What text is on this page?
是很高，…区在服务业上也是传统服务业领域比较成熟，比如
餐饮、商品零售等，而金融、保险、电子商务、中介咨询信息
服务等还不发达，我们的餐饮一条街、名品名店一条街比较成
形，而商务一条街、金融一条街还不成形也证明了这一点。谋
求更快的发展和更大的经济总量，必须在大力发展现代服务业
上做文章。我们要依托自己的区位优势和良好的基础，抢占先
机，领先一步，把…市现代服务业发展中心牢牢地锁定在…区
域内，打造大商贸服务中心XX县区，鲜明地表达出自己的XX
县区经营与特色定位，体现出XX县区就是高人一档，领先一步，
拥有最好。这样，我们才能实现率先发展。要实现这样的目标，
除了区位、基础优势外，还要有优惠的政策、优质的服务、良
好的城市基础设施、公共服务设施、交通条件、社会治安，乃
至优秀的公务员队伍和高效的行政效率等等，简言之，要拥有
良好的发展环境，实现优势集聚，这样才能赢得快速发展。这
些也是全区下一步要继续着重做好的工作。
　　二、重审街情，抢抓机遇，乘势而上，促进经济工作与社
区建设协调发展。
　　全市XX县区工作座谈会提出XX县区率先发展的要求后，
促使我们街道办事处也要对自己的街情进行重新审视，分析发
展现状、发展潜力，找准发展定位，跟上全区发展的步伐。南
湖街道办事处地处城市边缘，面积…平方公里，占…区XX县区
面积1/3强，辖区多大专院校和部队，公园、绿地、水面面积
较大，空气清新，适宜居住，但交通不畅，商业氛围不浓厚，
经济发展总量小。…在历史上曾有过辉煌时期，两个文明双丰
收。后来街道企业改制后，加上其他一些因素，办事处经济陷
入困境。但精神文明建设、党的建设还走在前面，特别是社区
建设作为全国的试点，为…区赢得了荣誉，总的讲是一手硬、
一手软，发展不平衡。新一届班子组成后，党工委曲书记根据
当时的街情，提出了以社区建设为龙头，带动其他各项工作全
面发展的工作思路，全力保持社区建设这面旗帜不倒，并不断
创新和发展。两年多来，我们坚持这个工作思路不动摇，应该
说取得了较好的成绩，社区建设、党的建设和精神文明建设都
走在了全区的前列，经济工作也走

********

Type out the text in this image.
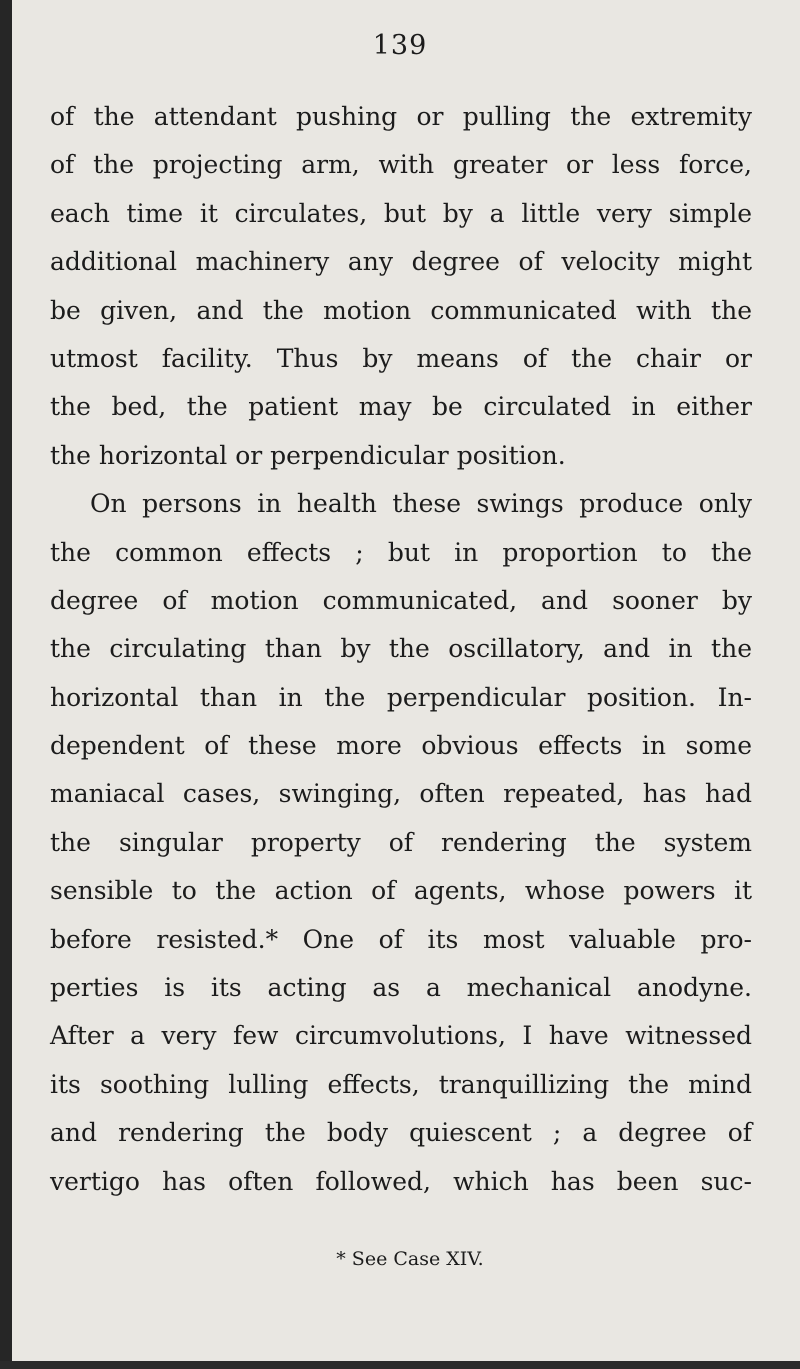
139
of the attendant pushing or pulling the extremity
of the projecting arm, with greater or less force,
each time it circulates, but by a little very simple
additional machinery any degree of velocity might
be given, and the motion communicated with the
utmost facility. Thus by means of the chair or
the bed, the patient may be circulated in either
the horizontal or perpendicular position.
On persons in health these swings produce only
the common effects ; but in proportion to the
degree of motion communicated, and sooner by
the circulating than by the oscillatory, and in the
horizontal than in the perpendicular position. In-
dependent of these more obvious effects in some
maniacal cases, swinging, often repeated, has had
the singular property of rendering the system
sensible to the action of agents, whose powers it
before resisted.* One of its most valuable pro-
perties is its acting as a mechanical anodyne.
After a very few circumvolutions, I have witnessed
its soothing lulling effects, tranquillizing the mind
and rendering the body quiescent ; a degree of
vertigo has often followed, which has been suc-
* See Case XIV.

********

| TASK GOAL |
Filter the records, keeping only lines that contain "often", and show those lines.

| EXPECTED ANSWER |
maniacal cases, swinging, often repeated, has had
vertigo has often followed, which has been suc-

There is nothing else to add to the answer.